WORK TO DO ▸ Your task is to transcribe all the entries exactly, excluding pictures.

══ DATA SHOWN ══

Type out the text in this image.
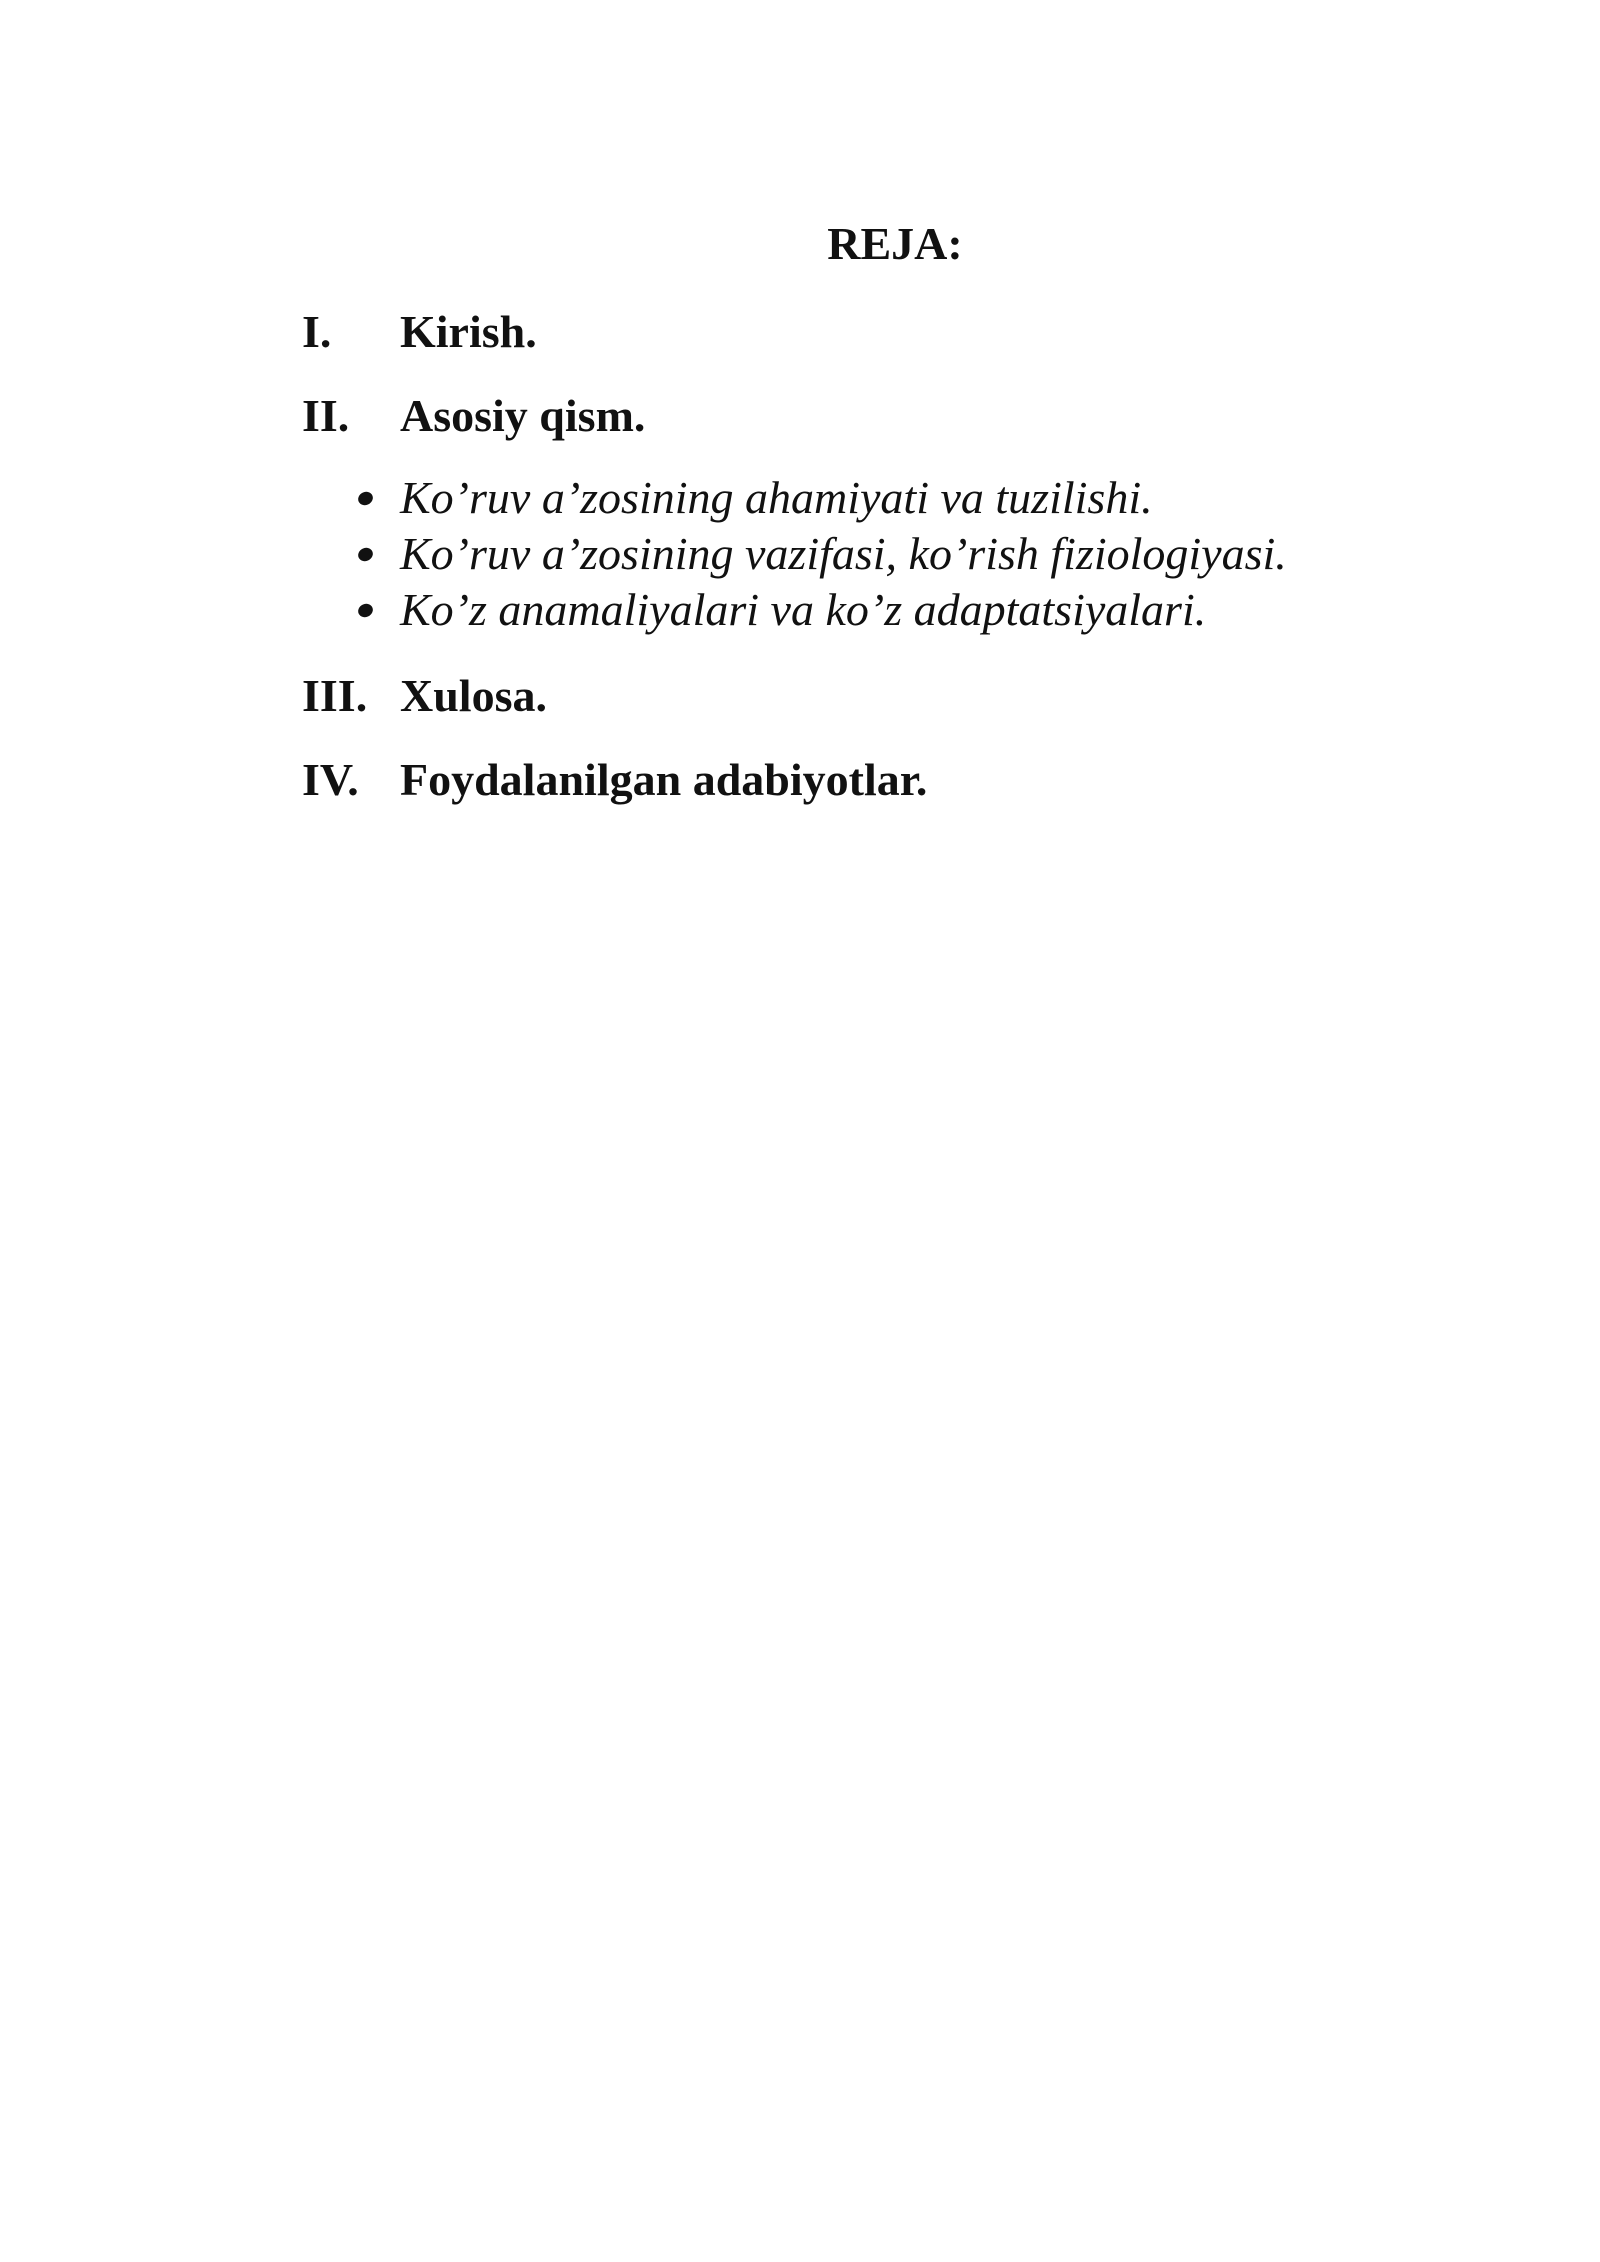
REJA:
I. Kirish.
II. Asosiy qism.
Ko’ruv a’zosining ahamiyati va tuzilishi.
Ko’ruv a’zosining vazifasi, ko’rish fiziologiyasi.
Ko’z anamaliyalari va ko’z adaptatsiyalari.
III. Xulosa.
IV. Foydalanilgan adabiyotlar.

═══

THE ANSWER ▸
Type out the text in this image.
REJA:
I. Kirish.
II. Asosiy qism.
Ko’ruv a’zosining ahamiyati va tuzilishi.
Ko’ruv a’zosining vazifasi, ko’rish fiziologiyasi.
Ko’z anamaliyalari va ko’z adaptatsiyalari.
III. Xulosa.
IV. Foydalanilgan adabiyotlar.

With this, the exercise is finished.